EXTRACTED RECORDS start

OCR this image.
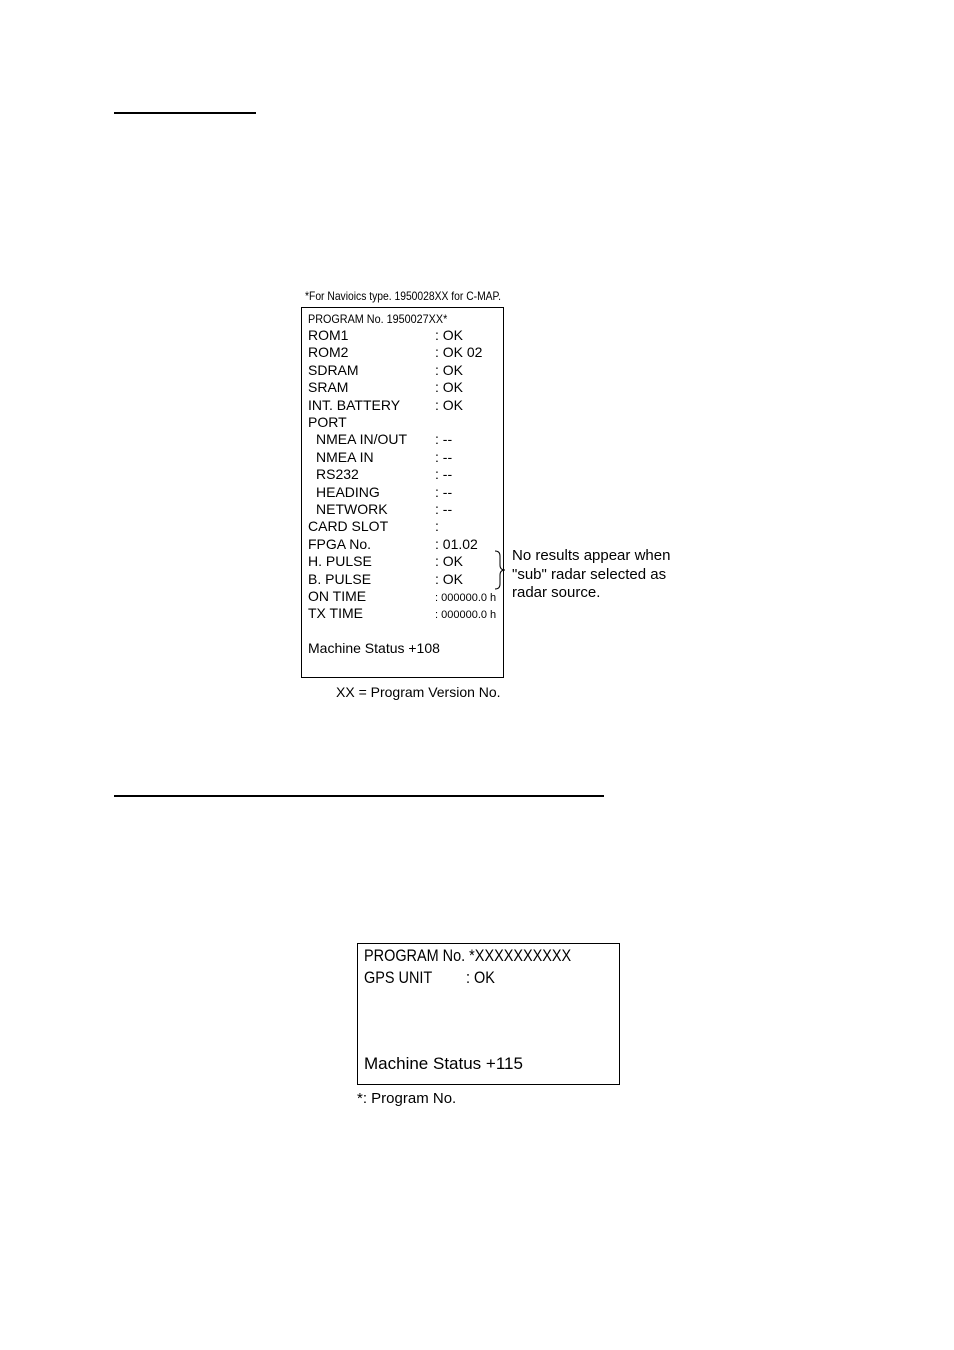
*For Navioics type. 1950028XX for C-MAP.
PROGRAM No. 1950027XX*
ROM1	: OK
ROM2	: OK 02
SDRAM	: OK
SRAM	: OK
INT. BATTERY : OK
PORT
NMEA IN/OUT : --
NMEA IN	: --
RS232	: --
HEADING	: --
NETWORK	: --
CARD SLOT	:
FPGA No.	: 01.02
H. PULSE	: OK
B. PULSE	: OK
ON TIME	: 000000.0 h
TX TIME	: 000000.0 h
Machine Status +108
No results appear when "sub" radar selected as radar source.
XX = Program Version No.
PROGRAM No. *XXXXXXXXXX
GPS UNIT : OK
Machine Status +115
*: Program No.
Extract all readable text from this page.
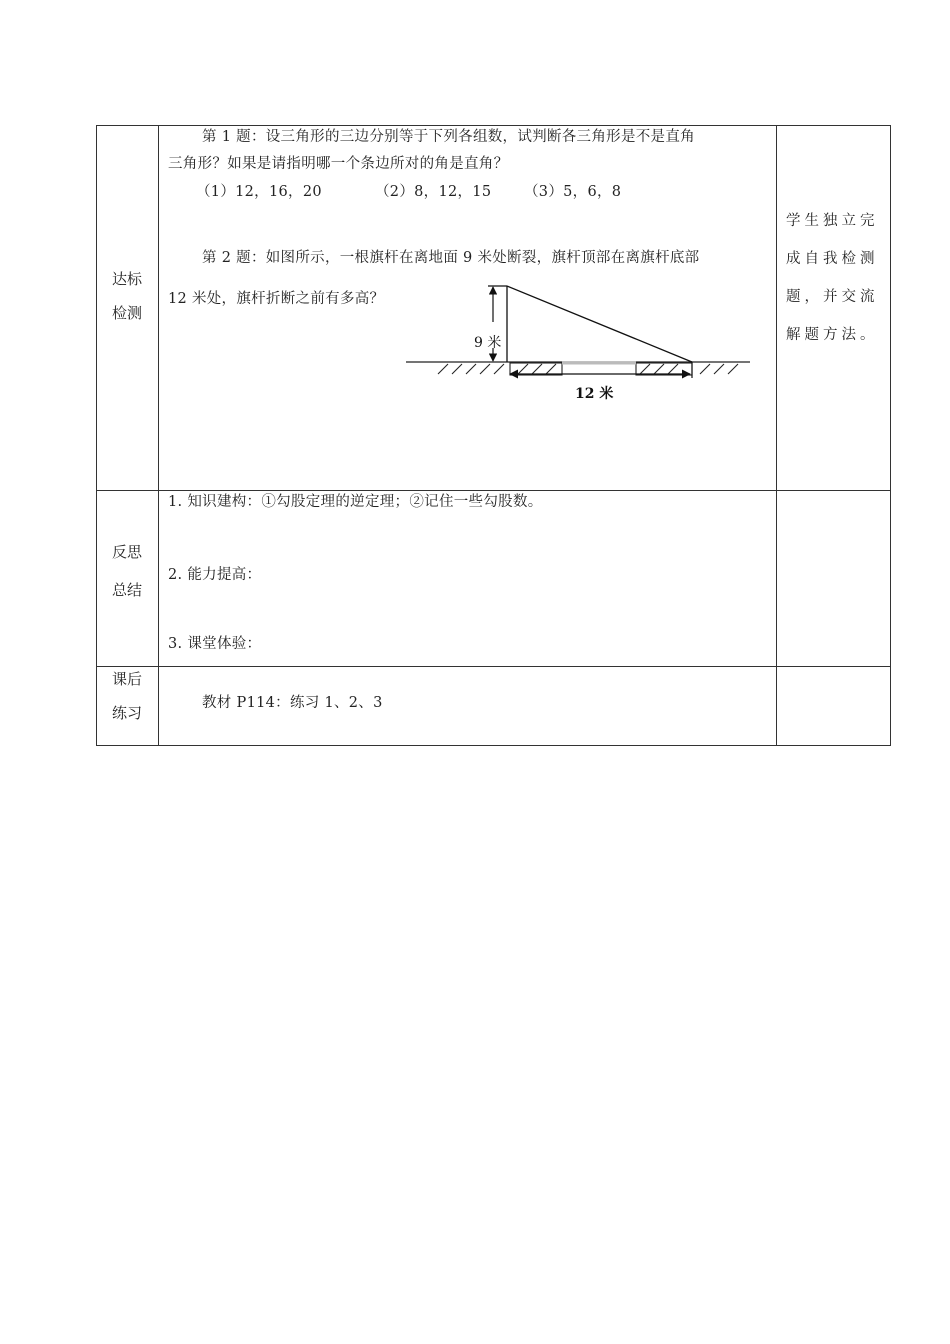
达标
检测
第 1 题：设三角形的三边分别等于下列各组数，试判断各三角形是不是直角
三角形？如果是请指明哪一个条边所对的角是直角？
（1）12，16，20	（2）8，12，15 （3）5，6，8
第 2 题：如图所示，一根旗杆在离地面 9 米处断裂，旗杆顶部在离旗杆底部
12 米处，旗杆折断之前有多高？
9 米
12 米
学生独立完
成自我检测
题，并交流
解题方法。
反思
总结
1. 知识建构：①勾股定理的逆定理；②记住一些勾股数。
2. 能力提高：
3. 课堂体验：
课后
练习
教材 P114：练习 1、2、3
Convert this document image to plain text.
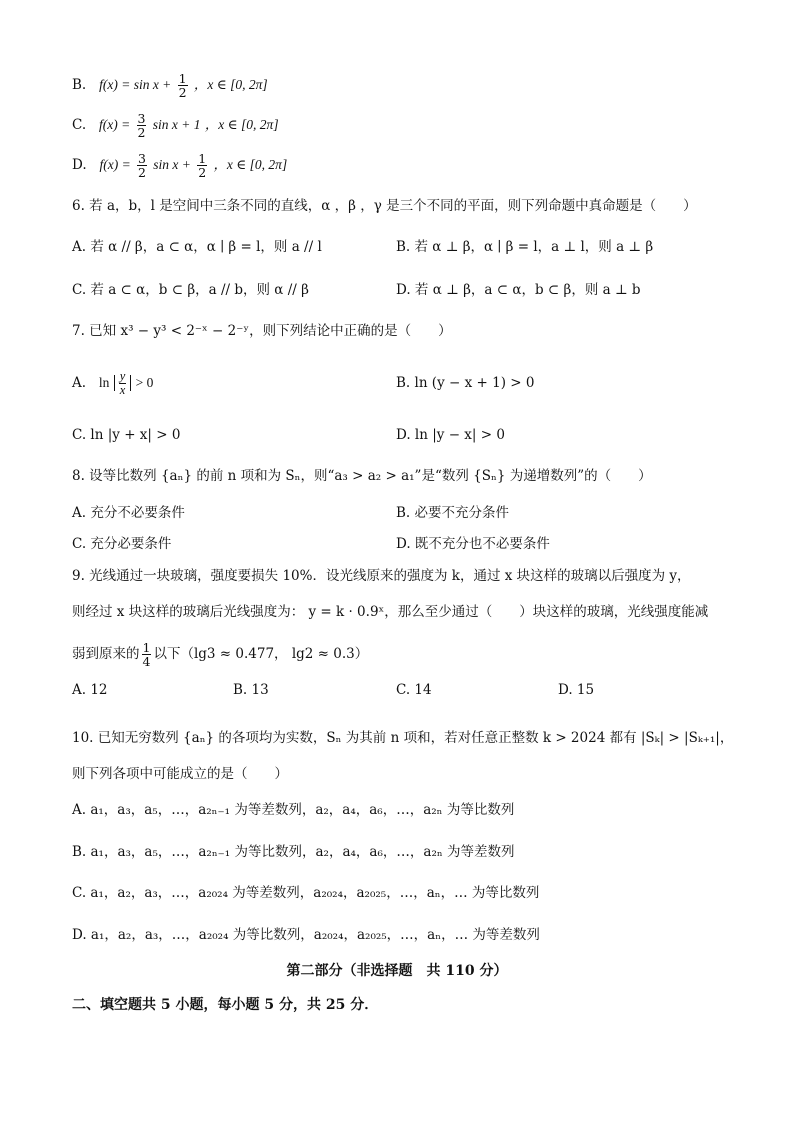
B. $f(x) = \sin x + \frac{1}{2}$ ，x ∈ [0, 2π]
C. $f(x) = \frac{3}{2}$ sin x + 1 ，x ∈ [0, 2π]
D. $f(x) = \frac{3}{2}$ $\sin x + \frac{1}{2}$ ，x ∈ [0, 2π]
6. 若 a，b，l 是空间中三条不同的直线，α ，β ，γ 是三个不同的平面，则下列命题中真命题是（　　）
A. 若 α // β，a ⊂ α，α ∣ β = l，则 a // l	B. 若 α ⊥ β，α ∣ β = l，a ⊥ l，则 a ⊥ β
C. 若 a ⊂ α，b ⊂ β，a // b，则 α // β	D. 若 α ⊥ β，a ⊂ α，b ⊂ β，则 a ⊥ b
7. 已知 x³ − y³ < 2⁻ˣ − 2⁻ʸ，则下列结论中正确的是（　　）
A. $\ln \frac{y}{x} > 0$	B. ln (y − x + 1) > 0
C. ln |y + x| > 0	D. ln |y − x| > 0
8. 设等比数列 {aₙ} 的前 n 项和为 Sₙ，则“a₃ > a₂ > a₁”是“数列 {Sₙ} 为递增数列”的（　　）
A. 充分不必要条件	B. 必要不充分条件
C. 充分必要条件	D. 既不充分也不必要条件
9. 光线通过一块玻璃，强度要损失 10%．设光线原来的强度为 k，通过 x 块这样的玻璃以后强度为 y，
则经过 x 块这样的玻璃后光线强度为： y = k · 0.9ˣ，那么至少通过（　　）块这样的玻璃，光线强度能减
弱到原来的 $\frac{1}{4}$ 以下（lg3 ≈ 0.477， lg2 ≈ 0.3）
A. 12	B. 13	C. 14	D. 15
10. 已知无穷数列 {aₙ} 的各项均为实数，Sₙ 为其前 n 项和，若对任意正整数 k > 2024 都有 |Sₖ| > |Sₖ₊₁|，
则下列各项中可能成立的是（　　）
A. a₁，a₃，a₅，…，a₂ₙ₋₁ 为等差数列，a₂，a₄，a₆，…，a₂ₙ 为等比数列
B. a₁，a₃，a₅，…，a₂ₙ₋₁ 为等比数列，a₂，a₄，a₆，…，a₂ₙ 为等差数列
C. a₁，a₂，a₃，…，a₂₀₂₄ 为等差数列，a₂₀₂₄，a₂₀₂₅，…，aₙ，… 为等比数列
D. a₁，a₂，a₃，…，a₂₀₂₄ 为等比数列，a₂₀₂₄，a₂₀₂₅，…，aₙ，… 为等差数列
第二部分（非选择题　共 110 分）
二、填空题共 5 小题，每小题 5 分，共 25 分．
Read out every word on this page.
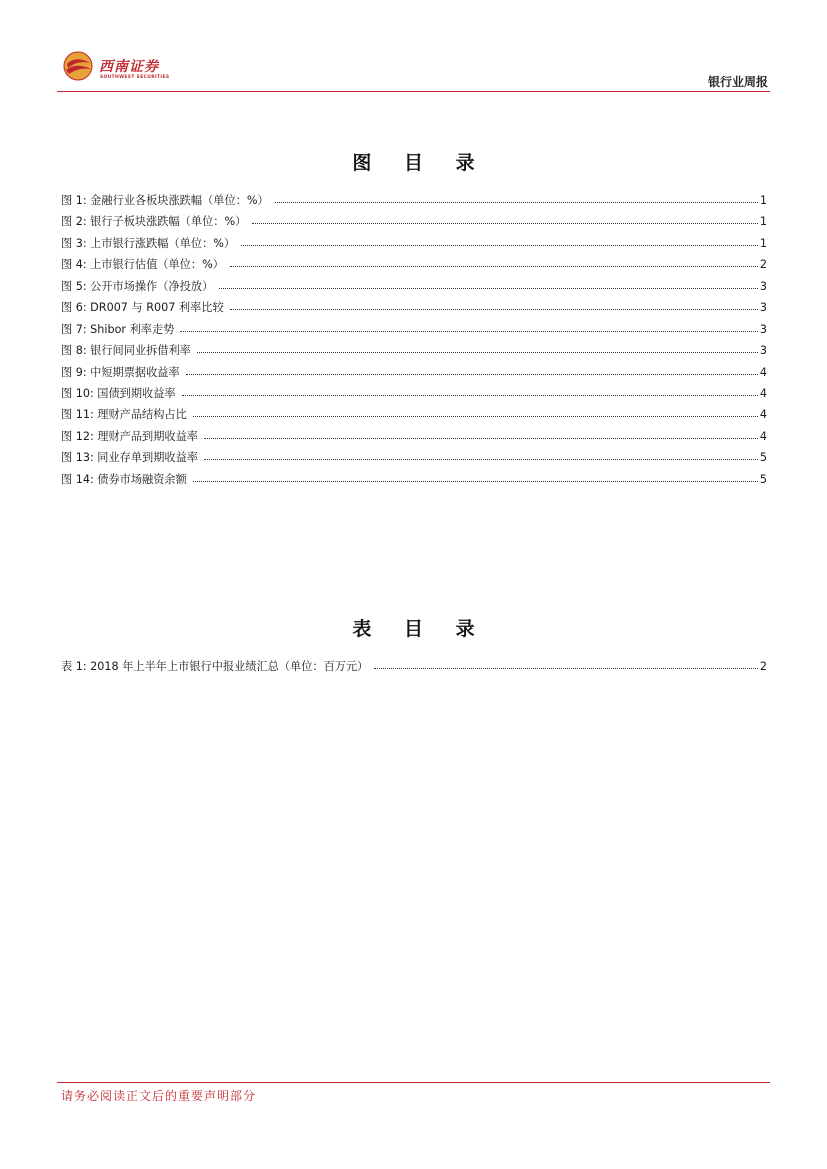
西南证券
SOUTHWEST SECURITIES	银行业周报
图 目 录
图 1: 金融行业各板块涨跌幅（单位：%）	1
图 2: 银行子板块涨跌幅（单位：%）	1
图 3: 上市银行涨跌幅（单位：%）	1
图 4: 上市银行估值（单位：%）	2
图 5: 公开市场操作（净投放）	3
图 6: DR007 与 R007 利率比较	3
图 7: Shibor 利率走势	3
图 8: 银行间同业拆借利率	3
图 9: 中短期票据收益率	4
图 10: 国债到期收益率	4
图 11: 理财产品结构占比	4
图 12: 理财产品到期收益率	4
图 13: 同业存单到期收益率	5
图 14: 债券市场融资余额	5
表 目 录
表 1: 2018 年上半年上市银行中报业绩汇总（单位：百万元）	2
请务必阅读正文后的重要声明部分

EXTRACTED RECORDS end

= WORK REQUIRED =
Write out each line of the data exactly; the images should be left out.

= EXERCISE OUTPUT =
OCR this image.
*For Navioics type. 1950028XX for C-MAP.
PROGRAM No. 1950027XX*
ROM1	: OK
ROM2	: OK 02
SDRAM	: OK
SRAM	: OK
INT. BATTERY : OK
PORT
NMEA IN/OUT : --
NMEA IN	: --
RS232	: --
HEADING	: --
NETWORK	: --
CARD SLOT	:
FPGA No.	: 01.02
H. PULSE	: OK
B. PULSE	: OK
ON TIME	: 000000.0 h
TX TIME	: 000000.0 h
Machine Status +108
No results appear when "sub" radar selected as radar source.
XX = Program Version No.
PROGRAM No. *XXXXXXXXXX
GPS UNIT : OK
Machine Status +115
*: Program No.
Extract all readable text from this page.
达标
检测
第 1 题：设三角形的三边分别等于下列各组数，试判断各三角形是不是直角
三角形？如果是请指明哪一个条边所对的角是直角？
（1）12，16，20	（2）8，12，15 （3）5，6，8
第 2 题：如图所示，一根旗杆在离地面 9 米处断裂，旗杆顶部在离旗杆底部
12 米处，旗杆折断之前有多高？
9 米
12 米
学生独立完
成自我检测
题，并交流
解题方法。
反思
总结
1. 知识建构：①勾股定理的逆定理；②记住一些勾股数。
2. 能力提高：
3. 课堂体验：
课后
练习
教材 P114：练习 1、2、3
Convert this document image to plain text.
B. $f(x) = \sin x + \frac{1}{2}$ ，x ∈ [0, 2π]
C. $f(x) = \frac{3}{2}$ sin x + 1 ，x ∈ [0, 2π]
D. $f(x) = \frac{3}{2}$ $\sin x + \frac{1}{2}$ ，x ∈ [0, 2π]
6. 若 a，b，l 是空间中三条不同的直线，α ，β ，γ 是三个不同的平面，则下列命题中真命题是（　　）
A. 若 α // β，a ⊂ α，α ∣ β = l，则 a // l	B. 若 α ⊥ β，α ∣ β = l，a ⊥ l，则 a ⊥ β
C. 若 a ⊂ α，b ⊂ β，a // b，则 α // β	D. 若 α ⊥ β，a ⊂ α，b ⊂ β，则 a ⊥ b
7. 已知 x³ − y³ < 2⁻ˣ − 2⁻ʸ，则下列结论中正确的是（　　）
A. $\ln \frac{y}{x} > 0$	B. ln (y − x + 1) > 0
C. ln |y + x| > 0	D. ln |y − x| > 0
8. 设等比数列 {aₙ} 的前 n 项和为 Sₙ，则“a₃ > a₂ > a₁”是“数列 {Sₙ} 为递增数列”的（　　）
A. 充分不必要条件	B. 必要不充分条件
C. 充分必要条件	D. 既不充分也不必要条件
9. 光线通过一块玻璃，强度要损失 10%．设光线原来的强度为 k，通过 x 块这样的玻璃以后强度为 y，
则经过 x 块这样的玻璃后光线强度为： y = k · 0.9ˣ，那么至少通过（　　）块这样的玻璃，光线强度能减
弱到原来的 $\frac{1}{4}$ 以下（lg3 ≈ 0.477， lg2 ≈ 0.3）
A. 12	B. 13	C. 14	D. 15
10. 已知无穷数列 {aₙ} 的各项均为实数，Sₙ 为其前 n 项和，若对任意正整数 k > 2024 都有 |Sₖ| > |Sₖ₊₁|，
则下列各项中可能成立的是（　　）
A. a₁，a₃，a₅，…，a₂ₙ₋₁ 为等差数列，a₂，a₄，a₆，…，a₂ₙ 为等比数列
B. a₁，a₃，a₅，…，a₂ₙ₋₁ 为等比数列，a₂，a₄，a₆，…，a₂ₙ 为等差数列
C. a₁，a₂，a₃，…，a₂₀₂₄ 为等差数列，a₂₀₂₄，a₂₀₂₅，…，aₙ，… 为等比数列
D. a₁，a₂，a₃，…，a₂₀₂₄ 为等比数列，a₂₀₂₄，a₂₀₂₅，…，aₙ，… 为等差数列
第二部分（非选择题　共 110 分）
二、填空题共 5 小题，每小题 5 分，共 25 分．
Read out every word on this page.
西南证券
SOUTHWEST SECURITIES	银行业周报
图 目 录
图 1: 金融行业各板块涨跌幅（单位：%）	1
图 2: 银行子板块涨跌幅（单位：%）	1
图 3: 上市银行涨跌幅（单位：%）	1
图 4: 上市银行估值（单位：%）	2
图 5: 公开市场操作（净投放）	3
图 6: DR007 与 R007 利率比较	3
图 7: Shibor 利率走势	3
图 8: 银行间同业拆借利率	3
图 9: 中短期票据收益率	4
图 10: 国债到期收益率	4
图 11: 理财产品结构占比	4
图 12: 理财产品到期收益率	4
图 13: 同业存单到期收益率	5
图 14: 债券市场融资余额	5
表 目 录
表 1: 2018 年上半年上市银行中报业绩汇总（单位：百万元）	2
请务必阅读正文后的重要声明部分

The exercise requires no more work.